━━━ Recorded information ━━━

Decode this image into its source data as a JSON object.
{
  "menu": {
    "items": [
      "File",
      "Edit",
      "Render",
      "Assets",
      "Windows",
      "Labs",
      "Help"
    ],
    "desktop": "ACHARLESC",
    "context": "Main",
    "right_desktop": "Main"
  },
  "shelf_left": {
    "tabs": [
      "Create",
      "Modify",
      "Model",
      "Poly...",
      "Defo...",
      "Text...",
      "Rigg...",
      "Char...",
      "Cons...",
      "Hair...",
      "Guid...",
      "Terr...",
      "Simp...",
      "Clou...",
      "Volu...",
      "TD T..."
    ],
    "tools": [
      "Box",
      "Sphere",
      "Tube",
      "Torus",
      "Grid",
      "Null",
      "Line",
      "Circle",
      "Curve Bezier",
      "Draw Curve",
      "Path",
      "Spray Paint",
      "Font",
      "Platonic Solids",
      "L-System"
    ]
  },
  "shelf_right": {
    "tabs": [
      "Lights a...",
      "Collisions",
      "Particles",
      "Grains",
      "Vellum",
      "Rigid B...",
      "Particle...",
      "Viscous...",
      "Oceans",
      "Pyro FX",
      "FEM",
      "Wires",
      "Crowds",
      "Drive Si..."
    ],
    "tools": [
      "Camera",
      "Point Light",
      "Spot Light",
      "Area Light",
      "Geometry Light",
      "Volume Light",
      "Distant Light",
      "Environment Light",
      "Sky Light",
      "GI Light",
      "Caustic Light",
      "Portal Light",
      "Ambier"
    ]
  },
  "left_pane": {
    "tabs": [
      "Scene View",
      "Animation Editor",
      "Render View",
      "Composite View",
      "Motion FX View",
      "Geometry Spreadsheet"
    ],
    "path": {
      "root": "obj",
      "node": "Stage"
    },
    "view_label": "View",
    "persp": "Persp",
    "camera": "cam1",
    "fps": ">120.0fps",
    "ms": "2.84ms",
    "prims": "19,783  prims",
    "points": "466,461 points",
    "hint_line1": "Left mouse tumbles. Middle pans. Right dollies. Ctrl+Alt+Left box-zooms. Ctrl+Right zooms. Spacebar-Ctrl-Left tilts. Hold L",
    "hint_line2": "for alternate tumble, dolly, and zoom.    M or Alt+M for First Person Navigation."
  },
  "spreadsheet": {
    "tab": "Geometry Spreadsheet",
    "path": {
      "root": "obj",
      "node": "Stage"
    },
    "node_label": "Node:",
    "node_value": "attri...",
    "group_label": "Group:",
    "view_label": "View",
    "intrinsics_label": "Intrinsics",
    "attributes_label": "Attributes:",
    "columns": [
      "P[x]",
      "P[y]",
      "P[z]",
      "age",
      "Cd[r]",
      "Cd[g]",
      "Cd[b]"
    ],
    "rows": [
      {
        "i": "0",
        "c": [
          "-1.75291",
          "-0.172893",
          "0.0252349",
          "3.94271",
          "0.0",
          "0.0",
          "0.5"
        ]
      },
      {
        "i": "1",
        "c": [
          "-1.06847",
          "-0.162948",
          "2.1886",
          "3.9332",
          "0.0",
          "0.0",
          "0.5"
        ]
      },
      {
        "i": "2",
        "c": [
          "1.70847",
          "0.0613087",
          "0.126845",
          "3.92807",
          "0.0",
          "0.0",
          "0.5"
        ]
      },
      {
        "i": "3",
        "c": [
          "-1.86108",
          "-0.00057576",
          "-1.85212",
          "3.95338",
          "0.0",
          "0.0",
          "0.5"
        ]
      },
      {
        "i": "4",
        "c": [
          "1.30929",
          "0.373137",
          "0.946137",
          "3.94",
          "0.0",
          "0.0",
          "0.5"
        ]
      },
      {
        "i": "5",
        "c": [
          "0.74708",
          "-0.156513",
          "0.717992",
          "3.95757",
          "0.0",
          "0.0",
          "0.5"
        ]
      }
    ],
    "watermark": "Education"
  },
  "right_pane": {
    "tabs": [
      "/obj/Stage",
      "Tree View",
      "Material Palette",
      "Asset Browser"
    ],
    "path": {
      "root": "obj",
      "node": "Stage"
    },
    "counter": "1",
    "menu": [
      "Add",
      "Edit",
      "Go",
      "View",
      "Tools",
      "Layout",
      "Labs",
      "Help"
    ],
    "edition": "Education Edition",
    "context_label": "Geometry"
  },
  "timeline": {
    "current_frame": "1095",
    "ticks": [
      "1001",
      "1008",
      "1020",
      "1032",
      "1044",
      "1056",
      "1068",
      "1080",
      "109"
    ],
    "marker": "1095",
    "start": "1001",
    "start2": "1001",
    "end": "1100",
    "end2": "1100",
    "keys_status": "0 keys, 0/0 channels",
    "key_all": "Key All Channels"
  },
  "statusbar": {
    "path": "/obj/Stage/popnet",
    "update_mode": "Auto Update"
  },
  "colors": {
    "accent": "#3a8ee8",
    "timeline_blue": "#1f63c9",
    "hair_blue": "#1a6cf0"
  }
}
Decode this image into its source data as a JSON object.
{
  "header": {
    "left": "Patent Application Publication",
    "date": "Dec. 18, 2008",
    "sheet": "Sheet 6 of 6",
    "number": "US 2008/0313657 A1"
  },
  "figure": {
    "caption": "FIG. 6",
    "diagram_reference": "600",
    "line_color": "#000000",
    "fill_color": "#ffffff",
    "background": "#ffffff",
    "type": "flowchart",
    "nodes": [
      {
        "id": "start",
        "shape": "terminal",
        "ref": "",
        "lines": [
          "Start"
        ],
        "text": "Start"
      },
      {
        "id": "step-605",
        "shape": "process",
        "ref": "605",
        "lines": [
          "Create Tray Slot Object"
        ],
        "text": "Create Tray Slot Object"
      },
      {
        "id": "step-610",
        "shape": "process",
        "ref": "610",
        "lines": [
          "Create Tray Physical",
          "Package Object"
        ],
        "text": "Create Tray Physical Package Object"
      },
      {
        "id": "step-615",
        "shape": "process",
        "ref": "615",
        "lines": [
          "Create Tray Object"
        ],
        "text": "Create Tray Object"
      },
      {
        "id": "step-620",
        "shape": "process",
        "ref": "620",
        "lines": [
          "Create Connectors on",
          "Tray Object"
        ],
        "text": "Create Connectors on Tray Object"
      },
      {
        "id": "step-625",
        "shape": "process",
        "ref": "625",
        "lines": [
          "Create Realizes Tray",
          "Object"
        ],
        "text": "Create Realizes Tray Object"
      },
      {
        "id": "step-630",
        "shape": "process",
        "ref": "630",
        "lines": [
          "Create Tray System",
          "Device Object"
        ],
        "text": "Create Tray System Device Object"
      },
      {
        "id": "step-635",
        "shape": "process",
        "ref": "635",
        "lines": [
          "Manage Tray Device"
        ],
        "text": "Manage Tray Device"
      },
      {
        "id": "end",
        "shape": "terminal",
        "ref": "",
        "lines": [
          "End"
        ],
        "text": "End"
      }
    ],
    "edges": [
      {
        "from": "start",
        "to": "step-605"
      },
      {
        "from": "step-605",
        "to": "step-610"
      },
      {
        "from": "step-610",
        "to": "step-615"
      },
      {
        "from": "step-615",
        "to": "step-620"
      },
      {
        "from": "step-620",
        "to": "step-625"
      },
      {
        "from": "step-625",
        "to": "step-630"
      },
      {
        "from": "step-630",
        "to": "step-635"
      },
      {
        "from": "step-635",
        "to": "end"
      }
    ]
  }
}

━━━

- [Required task]: Give the material above again, word for word.

- [Full answer]:
Decode this image into its source data as a JSON object.
{
  "menu": {
    "items": [
      "File",
      "Edit",
      "Render",
      "Assets",
      "Windows",
      "Labs",
      "Help"
    ],
    "desktop": "ACHARLESC",
    "context": "Main",
    "right_desktop": "Main"
  },
  "shelf_left": {
    "tabs": [
      "Create",
      "Modify",
      "Model",
      "Poly...",
      "Defo...",
      "Text...",
      "Rigg...",
      "Char...",
      "Cons...",
      "Hair...",
      "Guid...",
      "Terr...",
      "Simp...",
      "Clou...",
      "Volu...",
      "TD T..."
    ],
    "tools": [
      "Box",
      "Sphere",
      "Tube",
      "Torus",
      "Grid",
      "Null",
      "Line",
      "Circle",
      "Curve Bezier",
      "Draw Curve",
      "Path",
      "Spray Paint",
      "Font",
      "Platonic Solids",
      "L-System"
    ]
  },
  "shelf_right": {
    "tabs": [
      "Lights a...",
      "Collisions",
      "Particles",
      "Grains",
      "Vellum",
      "Rigid B...",
      "Particle...",
      "Viscous...",
      "Oceans",
      "Pyro FX",
      "FEM",
      "Wires",
      "Crowds",
      "Drive Si..."
    ],
    "tools": [
      "Camera",
      "Point Light",
      "Spot Light",
      "Area Light",
      "Geometry Light",
      "Volume Light",
      "Distant Light",
      "Environment Light",
      "Sky Light",
      "GI Light",
      "Caustic Light",
      "Portal Light",
      "Ambier"
    ]
  },
  "left_pane": {
    "tabs": [
      "Scene View",
      "Animation Editor",
      "Render View",
      "Composite View",
      "Motion FX View",
      "Geometry Spreadsheet"
    ],
    "path": {
      "root": "obj",
      "node": "Stage"
    },
    "view_label": "View",
    "persp": "Persp",
    "camera": "cam1",
    "fps": ">120.0fps",
    "ms": "2.84ms",
    "prims": "19,783  prims",
    "points": "466,461 points",
    "hint_line1": "Left mouse tumbles. Middle pans. Right dollies. Ctrl+Alt+Left box-zooms. Ctrl+Right zooms. Spacebar-Ctrl-Left tilts. Hold L",
    "hint_line2": "for alternate tumble, dolly, and zoom.    M or Alt+M for First Person Navigation."
  },
  "spreadsheet": {
    "tab": "Geometry Spreadsheet",
    "path": {
      "root": "obj",
      "node": "Stage"
    },
    "node_label": "Node:",
    "node_value": "attri...",
    "group_label": "Group:",
    "view_label": "View",
    "intrinsics_label": "Intrinsics",
    "attributes_label": "Attributes:",
    "columns": [
      "P[x]",
      "P[y]",
      "P[z]",
      "age",
      "Cd[r]",
      "Cd[g]",
      "Cd[b]"
    ],
    "rows": [
      {
        "i": "0",
        "c": [
          "-1.75291",
          "-0.172893",
          "0.0252349",
          "3.94271",
          "0.0",
          "0.0",
          "0.5"
        ]
      },
      {
        "i": "1",
        "c": [
          "-1.06847",
          "-0.162948",
          "2.1886",
          "3.9332",
          "0.0",
          "0.0",
          "0.5"
        ]
      },
      {
        "i": "2",
        "c": [
          "1.70847",
          "0.0613087",
          "0.126845",
          "3.92807",
          "0.0",
          "0.0",
          "0.5"
        ]
      },
      {
        "i": "3",
        "c": [
          "-1.86108",
          "-0.00057576",
          "-1.85212",
          "3.95338",
          "0.0",
          "0.0",
          "0.5"
        ]
      },
      {
        "i": "4",
        "c": [
          "1.30929",
          "0.373137",
          "0.946137",
          "3.94",
          "0.0",
          "0.0",
          "0.5"
        ]
      },
      {
        "i": "5",
        "c": [
          "0.74708",
          "-0.156513",
          "0.717992",
          "3.95757",
          "0.0",
          "0.0",
          "0.5"
        ]
      }
    ],
    "watermark": "Education"
  },
  "right_pane": {
    "tabs": [
      "/obj/Stage",
      "Tree View",
      "Material Palette",
      "Asset Browser"
    ],
    "path": {
      "root": "obj",
      "node": "Stage"
    },
    "counter": "1",
    "menu": [
      "Add",
      "Edit",
      "Go",
      "View",
      "Tools",
      "Layout",
      "Labs",
      "Help"
    ],
    "edition": "Education Edition",
    "context_label": "Geometry"
  },
  "timeline": {
    "current_frame": "1095",
    "ticks": [
      "1001",
      "1008",
      "1020",
      "1032",
      "1044",
      "1056",
      "1068",
      "1080",
      "109"
    ],
    "marker": "1095",
    "start": "1001",
    "start2": "1001",
    "end": "1100",
    "end2": "1100",
    "keys_status": "0 keys, 0/0 channels",
    "key_all": "Key All Channels"
  },
  "statusbar": {
    "path": "/obj/Stage/popnet",
    "update_mode": "Auto Update"
  },
  "colors": {
    "accent": "#3a8ee8",
    "timeline_blue": "#1f63c9",
    "hair_blue": "#1a6cf0"
  }
}
Decode this image into its source data as a JSON object.
{
  "header": {
    "left": "Patent Application Publication",
    "date": "Dec. 18, 2008",
    "sheet": "Sheet 6 of 6",
    "number": "US 2008/0313657 A1"
  },
  "figure": {
    "caption": "FIG. 6",
    "diagram_reference": "600",
    "line_color": "#000000",
    "fill_color": "#ffffff",
    "background": "#ffffff",
    "type": "flowchart",
    "nodes": [
      {
        "id": "start",
        "shape": "terminal",
        "ref": "",
        "lines": [
          "Start"
        ],
        "text": "Start"
      },
      {
        "id": "step-605",
        "shape": "process",
        "ref": "605",
        "lines": [
          "Create Tray Slot Object"
        ],
        "text": "Create Tray Slot Object"
      },
      {
        "id": "step-610",
        "shape": "process",
        "ref": "610",
        "lines": [
          "Create Tray Physical",
          "Package Object"
        ],
        "text": "Create Tray Physical Package Object"
      },
      {
        "id": "step-615",
        "shape": "process",
        "ref": "615",
        "lines": [
          "Create Tray Object"
        ],
        "text": "Create Tray Object"
      },
      {
        "id": "step-620",
        "shape": "process",
        "ref": "620",
        "lines": [
          "Create Connectors on",
          "Tray Object"
        ],
        "text": "Create Connectors on Tray Object"
      },
      {
        "id": "step-625",
        "shape": "process",
        "ref": "625",
        "lines": [
          "Create Realizes Tray",
          "Object"
        ],
        "text": "Create Realizes Tray Object"
      },
      {
        "id": "step-630",
        "shape": "process",
        "ref": "630",
        "lines": [
          "Create Tray System",
          "Device Object"
        ],
        "text": "Create Tray System Device Object"
      },
      {
        "id": "step-635",
        "shape": "process",
        "ref": "635",
        "lines": [
          "Manage Tray Device"
        ],
        "text": "Manage Tray Device"
      },
      {
        "id": "end",
        "shape": "terminal",
        "ref": "",
        "lines": [
          "End"
        ],
        "text": "End"
      }
    ],
    "edges": [
      {
        "from": "start",
        "to": "step-605"
      },
      {
        "from": "step-605",
        "to": "step-610"
      },
      {
        "from": "step-610",
        "to": "step-615"
      },
      {
        "from": "step-615",
        "to": "step-620"
      },
      {
        "from": "step-620",
        "to": "step-625"
      },
      {
        "from": "step-625",
        "to": "step-630"
      },
      {
        "from": "step-630",
        "to": "step-635"
      },
      {
        "from": "step-635",
        "to": "end"
      }
    ]
  }
}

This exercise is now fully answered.